→ **What is expected**
Copy all the material below, exactly as it stands.

(Dataset items)
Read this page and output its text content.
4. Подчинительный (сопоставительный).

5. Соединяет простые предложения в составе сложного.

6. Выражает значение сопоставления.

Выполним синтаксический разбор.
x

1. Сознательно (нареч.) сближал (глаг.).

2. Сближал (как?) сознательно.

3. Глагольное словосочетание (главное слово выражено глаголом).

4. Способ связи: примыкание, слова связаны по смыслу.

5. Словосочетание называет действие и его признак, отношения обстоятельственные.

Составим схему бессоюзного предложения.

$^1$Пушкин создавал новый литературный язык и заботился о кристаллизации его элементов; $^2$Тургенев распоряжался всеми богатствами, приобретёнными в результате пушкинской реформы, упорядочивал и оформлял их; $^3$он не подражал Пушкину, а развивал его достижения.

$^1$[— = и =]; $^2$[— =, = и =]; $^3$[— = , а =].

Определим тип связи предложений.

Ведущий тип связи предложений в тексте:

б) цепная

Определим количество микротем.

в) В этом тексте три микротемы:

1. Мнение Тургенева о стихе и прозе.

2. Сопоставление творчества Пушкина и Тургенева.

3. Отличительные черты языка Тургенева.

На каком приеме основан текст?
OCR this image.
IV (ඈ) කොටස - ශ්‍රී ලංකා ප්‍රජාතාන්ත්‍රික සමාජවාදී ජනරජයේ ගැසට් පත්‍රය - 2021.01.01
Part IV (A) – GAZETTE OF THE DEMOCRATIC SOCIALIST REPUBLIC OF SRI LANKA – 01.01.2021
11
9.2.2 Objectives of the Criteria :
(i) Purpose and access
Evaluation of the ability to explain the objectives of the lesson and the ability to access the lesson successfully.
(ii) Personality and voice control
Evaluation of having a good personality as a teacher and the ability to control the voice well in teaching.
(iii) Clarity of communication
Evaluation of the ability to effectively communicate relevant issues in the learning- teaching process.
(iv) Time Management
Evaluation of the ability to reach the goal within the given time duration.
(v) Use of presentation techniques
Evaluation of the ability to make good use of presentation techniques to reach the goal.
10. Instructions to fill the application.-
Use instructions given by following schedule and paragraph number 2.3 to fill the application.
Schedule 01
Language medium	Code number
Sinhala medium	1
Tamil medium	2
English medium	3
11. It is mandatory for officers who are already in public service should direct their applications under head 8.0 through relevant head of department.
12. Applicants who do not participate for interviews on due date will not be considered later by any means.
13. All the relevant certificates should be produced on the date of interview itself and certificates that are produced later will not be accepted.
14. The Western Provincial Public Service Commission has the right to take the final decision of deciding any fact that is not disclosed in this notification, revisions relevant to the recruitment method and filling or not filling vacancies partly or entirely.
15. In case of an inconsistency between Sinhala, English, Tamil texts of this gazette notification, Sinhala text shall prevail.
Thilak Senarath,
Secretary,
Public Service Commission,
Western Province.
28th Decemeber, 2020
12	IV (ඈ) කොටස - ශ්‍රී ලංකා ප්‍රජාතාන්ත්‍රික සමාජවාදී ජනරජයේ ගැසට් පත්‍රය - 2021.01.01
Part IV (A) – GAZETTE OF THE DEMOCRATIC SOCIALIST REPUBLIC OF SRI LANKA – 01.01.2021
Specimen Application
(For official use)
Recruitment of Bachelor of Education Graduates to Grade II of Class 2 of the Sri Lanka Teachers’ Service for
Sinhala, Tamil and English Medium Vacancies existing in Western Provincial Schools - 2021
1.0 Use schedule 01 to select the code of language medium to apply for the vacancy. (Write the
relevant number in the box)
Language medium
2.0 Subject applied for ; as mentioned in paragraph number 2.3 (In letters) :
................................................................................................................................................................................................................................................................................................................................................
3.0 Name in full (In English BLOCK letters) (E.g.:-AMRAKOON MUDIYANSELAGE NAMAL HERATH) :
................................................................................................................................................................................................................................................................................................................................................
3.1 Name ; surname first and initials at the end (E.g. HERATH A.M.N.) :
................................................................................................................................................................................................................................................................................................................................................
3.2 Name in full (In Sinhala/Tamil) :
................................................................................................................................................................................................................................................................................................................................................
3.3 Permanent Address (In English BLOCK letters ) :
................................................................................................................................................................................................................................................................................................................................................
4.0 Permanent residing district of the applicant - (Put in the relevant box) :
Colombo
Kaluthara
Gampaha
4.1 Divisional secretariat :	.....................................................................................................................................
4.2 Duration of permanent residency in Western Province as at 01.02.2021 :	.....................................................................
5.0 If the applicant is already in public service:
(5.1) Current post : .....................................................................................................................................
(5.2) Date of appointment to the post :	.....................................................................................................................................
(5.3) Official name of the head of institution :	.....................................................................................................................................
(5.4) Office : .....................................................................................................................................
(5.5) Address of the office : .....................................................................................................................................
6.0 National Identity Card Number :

→ **Response to this task**
Read this page and output its text content.
4. Подчинительный (сопоставительный).

5. Соединяет простые предложения в составе сложного.

6. Выражает значение сопоставления.

Выполним синтаксический разбор.
x

1. Сознательно (нареч.) сближал (глаг.).

2. Сближал (как?) сознательно.

3. Глагольное словосочетание (главное слово выражено глаголом).

4. Способ связи: примыкание, слова связаны по смыслу.

5. Словосочетание называет действие и его признак, отношения обстоятельственные.

Составим схему бессоюзного предложения.

$^1$Пушкин создавал новый литературный язык и заботился о кристаллизации его элементов; $^2$Тургенев распоряжался всеми богатствами, приобретёнными в результате пушкинской реформы, упорядочивал и оформлял их; $^3$он не подражал Пушкину, а развивал его достижения.

$^1$[— = и =]; $^2$[— =, = и =]; $^3$[— = , а =].

Определим тип связи предложений.

Ведущий тип связи предложений в тексте:

б) цепная

Определим количество микротем.

в) В этом тексте три микротемы:

1. Мнение Тургенева о стихе и прозе.

2. Сопоставление творчества Пушкина и Тургенева.

3. Отличительные черты языка Тургенева.

На каком приеме основан текст?
OCR this image.
IV (ඈ) කොටස - ශ්‍රී ලංකා ප්‍රජාතාන්ත්‍රික සමාජවාදී ජනරජයේ ගැසට් පත්‍රය - 2021.01.01
Part IV (A) – GAZETTE OF THE DEMOCRATIC SOCIALIST REPUBLIC OF SRI LANKA – 01.01.2021
11
9.2.2 Objectives of the Criteria :
(i) Purpose and access
Evaluation of the ability to explain the objectives of the lesson and the ability to access the lesson successfully.
(ii) Personality and voice control
Evaluation of having a good personality as a teacher and the ability to control the voice well in teaching.
(iii) Clarity of communication
Evaluation of the ability to effectively communicate relevant issues in the learning- teaching process.
(iv) Time Management
Evaluation of the ability to reach the goal within the given time duration.
(v) Use of presentation techniques
Evaluation of the ability to make good use of presentation techniques to reach the goal.
10. Instructions to fill the application.-
Use instructions given by following schedule and paragraph number 2.3 to fill the application.
Schedule 01
Language medium	Code number
Sinhala medium	1
Tamil medium	2
English medium	3
11. It is mandatory for officers who are already in public service should direct their applications under head 8.0 through relevant head of department.
12. Applicants who do not participate for interviews on due date will not be considered later by any means.
13. All the relevant certificates should be produced on the date of interview itself and certificates that are produced later will not be accepted.
14. The Western Provincial Public Service Commission has the right to take the final decision of deciding any fact that is not disclosed in this notification, revisions relevant to the recruitment method and filling or not filling vacancies partly or entirely.
15. In case of an inconsistency between Sinhala, English, Tamil texts of this gazette notification, Sinhala text shall prevail.
Thilak Senarath,
Secretary,
Public Service Commission,
Western Province.
28th Decemeber, 2020
12	IV (ඈ) කොටස - ශ්‍රී ලංකා ප්‍රජාතාන්ත්‍රික සමාජවාදී ජනරජයේ ගැසට් පත්‍රය - 2021.01.01
Part IV (A) – GAZETTE OF THE DEMOCRATIC SOCIALIST REPUBLIC OF SRI LANKA – 01.01.2021
Specimen Application
(For official use)
Recruitment of Bachelor of Education Graduates to Grade II of Class 2 of the Sri Lanka Teachers’ Service for
Sinhala, Tamil and English Medium Vacancies existing in Western Provincial Schools - 2021
1.0 Use schedule 01 to select the code of language medium to apply for the vacancy. (Write the
relevant number in the box)
Language medium
2.0 Subject applied for ; as mentioned in paragraph number 2.3 (In letters) :
................................................................................................................................................................................................................................................................................................................................................
3.0 Name in full (In English BLOCK letters) (E.g.:-AMRAKOON MUDIYANSELAGE NAMAL HERATH) :
................................................................................................................................................................................................................................................................................................................................................
3.1 Name ; surname first and initials at the end (E.g. HERATH A.M.N.) :
................................................................................................................................................................................................................................................................................................................................................
3.2 Name in full (In Sinhala/Tamil) :
................................................................................................................................................................................................................................................................................................................................................
3.3 Permanent Address (In English BLOCK letters ) :
................................................................................................................................................................................................................................................................................................................................................
4.0 Permanent residing district of the applicant - (Put in the relevant box) :
Colombo
Kaluthara
Gampaha
4.1 Divisional secretariat :	.....................................................................................................................................
4.2 Duration of permanent residency in Western Province as at 01.02.2021 :	.....................................................................
5.0 If the applicant is already in public service:
(5.1) Current post : .....................................................................................................................................
(5.2) Date of appointment to the post :	.....................................................................................................................................
(5.3) Official name of the head of institution :	.....................................................................................................................................
(5.4) Office : .....................................................................................................................................
(5.5) Address of the office : .....................................................................................................................................
6.0 National Identity Card Number :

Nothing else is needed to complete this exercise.